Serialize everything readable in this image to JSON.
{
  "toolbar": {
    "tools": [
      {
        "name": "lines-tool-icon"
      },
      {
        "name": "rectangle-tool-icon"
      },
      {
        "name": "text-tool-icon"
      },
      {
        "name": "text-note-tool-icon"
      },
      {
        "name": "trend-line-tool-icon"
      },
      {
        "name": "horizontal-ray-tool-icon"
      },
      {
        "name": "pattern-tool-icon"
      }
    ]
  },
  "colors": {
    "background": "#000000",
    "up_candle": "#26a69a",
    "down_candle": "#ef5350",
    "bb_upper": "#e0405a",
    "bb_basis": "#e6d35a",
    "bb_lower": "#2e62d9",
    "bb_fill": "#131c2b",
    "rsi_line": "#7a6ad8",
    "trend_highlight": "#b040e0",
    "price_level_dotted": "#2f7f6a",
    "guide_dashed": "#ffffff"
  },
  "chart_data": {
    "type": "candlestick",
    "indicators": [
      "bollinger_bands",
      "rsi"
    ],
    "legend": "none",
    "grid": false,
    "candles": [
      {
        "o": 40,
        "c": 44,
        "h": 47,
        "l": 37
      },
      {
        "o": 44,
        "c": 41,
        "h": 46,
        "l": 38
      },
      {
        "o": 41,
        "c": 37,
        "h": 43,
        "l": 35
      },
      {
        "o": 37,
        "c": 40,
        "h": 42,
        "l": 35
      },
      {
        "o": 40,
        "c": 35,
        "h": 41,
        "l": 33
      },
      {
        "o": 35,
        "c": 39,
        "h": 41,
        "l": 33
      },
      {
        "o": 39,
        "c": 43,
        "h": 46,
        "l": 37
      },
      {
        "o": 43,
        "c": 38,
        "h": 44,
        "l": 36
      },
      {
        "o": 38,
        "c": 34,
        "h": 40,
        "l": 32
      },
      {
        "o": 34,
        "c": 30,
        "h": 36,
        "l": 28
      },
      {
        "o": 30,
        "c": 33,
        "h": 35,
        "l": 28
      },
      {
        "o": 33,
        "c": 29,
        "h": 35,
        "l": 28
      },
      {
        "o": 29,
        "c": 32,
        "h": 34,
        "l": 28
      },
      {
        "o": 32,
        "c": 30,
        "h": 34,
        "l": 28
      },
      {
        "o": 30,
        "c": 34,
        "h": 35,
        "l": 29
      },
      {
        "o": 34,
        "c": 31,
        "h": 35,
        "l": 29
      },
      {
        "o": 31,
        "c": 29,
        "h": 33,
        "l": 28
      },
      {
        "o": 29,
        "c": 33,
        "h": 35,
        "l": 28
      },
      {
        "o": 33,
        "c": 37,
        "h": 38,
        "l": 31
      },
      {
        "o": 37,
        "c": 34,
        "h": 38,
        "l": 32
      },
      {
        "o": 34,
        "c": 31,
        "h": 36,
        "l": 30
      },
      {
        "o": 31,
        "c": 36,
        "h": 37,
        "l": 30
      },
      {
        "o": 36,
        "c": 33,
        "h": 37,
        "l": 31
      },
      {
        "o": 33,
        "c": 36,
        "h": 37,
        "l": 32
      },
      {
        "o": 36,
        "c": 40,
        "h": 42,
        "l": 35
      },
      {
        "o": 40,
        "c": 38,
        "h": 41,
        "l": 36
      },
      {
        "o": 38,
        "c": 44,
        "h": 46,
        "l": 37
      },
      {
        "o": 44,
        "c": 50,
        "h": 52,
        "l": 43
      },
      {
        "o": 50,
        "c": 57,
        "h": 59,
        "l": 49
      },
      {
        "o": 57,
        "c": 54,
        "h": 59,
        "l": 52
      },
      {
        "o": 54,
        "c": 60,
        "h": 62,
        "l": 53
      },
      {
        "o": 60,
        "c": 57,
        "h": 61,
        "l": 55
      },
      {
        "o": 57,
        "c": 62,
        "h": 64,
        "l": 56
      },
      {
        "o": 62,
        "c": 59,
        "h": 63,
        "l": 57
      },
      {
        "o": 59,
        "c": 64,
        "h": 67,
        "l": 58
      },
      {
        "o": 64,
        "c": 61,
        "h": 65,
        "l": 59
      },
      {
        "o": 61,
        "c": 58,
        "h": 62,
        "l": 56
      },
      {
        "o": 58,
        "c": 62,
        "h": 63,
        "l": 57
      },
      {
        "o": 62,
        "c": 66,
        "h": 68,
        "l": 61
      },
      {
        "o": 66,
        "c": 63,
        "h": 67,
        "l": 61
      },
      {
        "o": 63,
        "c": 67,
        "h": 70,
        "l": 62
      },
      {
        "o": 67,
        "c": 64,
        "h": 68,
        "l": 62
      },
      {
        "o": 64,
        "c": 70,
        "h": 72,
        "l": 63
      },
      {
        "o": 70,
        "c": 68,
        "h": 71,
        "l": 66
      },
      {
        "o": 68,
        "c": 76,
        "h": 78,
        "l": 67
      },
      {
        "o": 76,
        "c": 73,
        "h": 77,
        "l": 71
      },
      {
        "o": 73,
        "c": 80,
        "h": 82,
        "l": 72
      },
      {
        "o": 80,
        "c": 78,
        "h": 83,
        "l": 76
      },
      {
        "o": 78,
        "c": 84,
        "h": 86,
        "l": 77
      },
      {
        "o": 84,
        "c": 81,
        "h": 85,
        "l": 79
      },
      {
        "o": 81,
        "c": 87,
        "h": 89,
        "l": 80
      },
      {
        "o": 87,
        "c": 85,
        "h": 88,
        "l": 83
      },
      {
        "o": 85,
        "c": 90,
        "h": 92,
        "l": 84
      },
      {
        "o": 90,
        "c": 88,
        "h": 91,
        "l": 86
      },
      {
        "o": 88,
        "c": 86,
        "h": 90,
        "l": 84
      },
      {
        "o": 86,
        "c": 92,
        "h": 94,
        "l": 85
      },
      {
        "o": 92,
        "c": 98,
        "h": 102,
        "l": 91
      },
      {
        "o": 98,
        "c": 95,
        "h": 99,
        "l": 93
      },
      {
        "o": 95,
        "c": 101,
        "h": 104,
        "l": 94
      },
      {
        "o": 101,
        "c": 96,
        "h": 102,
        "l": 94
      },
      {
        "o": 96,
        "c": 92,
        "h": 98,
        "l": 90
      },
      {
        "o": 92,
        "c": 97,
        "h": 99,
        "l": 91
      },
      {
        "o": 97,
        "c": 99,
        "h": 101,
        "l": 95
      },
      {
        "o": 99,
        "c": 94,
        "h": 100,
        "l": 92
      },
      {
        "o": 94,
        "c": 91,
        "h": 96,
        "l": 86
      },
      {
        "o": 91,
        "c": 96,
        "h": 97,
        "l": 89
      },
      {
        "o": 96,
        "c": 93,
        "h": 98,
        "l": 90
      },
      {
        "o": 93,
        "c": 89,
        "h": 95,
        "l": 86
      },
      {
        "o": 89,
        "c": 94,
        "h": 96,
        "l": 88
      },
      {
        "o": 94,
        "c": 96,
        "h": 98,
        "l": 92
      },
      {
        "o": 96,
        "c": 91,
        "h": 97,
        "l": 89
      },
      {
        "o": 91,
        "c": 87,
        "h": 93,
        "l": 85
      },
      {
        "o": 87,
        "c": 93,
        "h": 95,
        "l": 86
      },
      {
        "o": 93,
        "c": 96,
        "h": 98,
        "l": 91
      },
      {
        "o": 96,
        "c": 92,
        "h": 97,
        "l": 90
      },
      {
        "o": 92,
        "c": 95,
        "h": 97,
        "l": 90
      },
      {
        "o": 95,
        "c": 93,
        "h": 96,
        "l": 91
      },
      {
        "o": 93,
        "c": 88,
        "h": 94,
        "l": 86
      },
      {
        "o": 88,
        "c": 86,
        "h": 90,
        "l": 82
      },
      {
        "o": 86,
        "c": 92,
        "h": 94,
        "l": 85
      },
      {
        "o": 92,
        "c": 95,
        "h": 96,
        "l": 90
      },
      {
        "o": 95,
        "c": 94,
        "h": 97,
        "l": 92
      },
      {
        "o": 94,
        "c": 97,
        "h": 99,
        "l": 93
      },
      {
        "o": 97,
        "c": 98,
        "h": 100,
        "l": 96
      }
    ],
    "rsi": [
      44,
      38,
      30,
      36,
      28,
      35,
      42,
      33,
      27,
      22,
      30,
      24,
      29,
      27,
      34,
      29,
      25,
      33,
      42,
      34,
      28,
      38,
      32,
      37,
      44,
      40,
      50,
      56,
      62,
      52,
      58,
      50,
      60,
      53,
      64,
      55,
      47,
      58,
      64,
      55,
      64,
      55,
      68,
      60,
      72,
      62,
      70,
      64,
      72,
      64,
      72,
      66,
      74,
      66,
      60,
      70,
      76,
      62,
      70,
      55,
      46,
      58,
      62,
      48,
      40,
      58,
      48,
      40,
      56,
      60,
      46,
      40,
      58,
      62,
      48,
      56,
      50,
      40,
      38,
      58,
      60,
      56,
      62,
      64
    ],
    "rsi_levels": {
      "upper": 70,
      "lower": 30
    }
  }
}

┄┄┄┄┄┄

[REQUIRED WORK]:
Show the lines of the material that contain the word "icon".

[TASK OUTPUT]:
        "name": "lines-tool-icon"
        "name": "rectangle-tool-icon"
        "name": "text-tool-icon"
        "name": "text-note-tool-icon"
        "name": "trend-line-tool-icon"
        "name": "horizontal-ray-tool-icon"
        "name": "pattern-tool-icon"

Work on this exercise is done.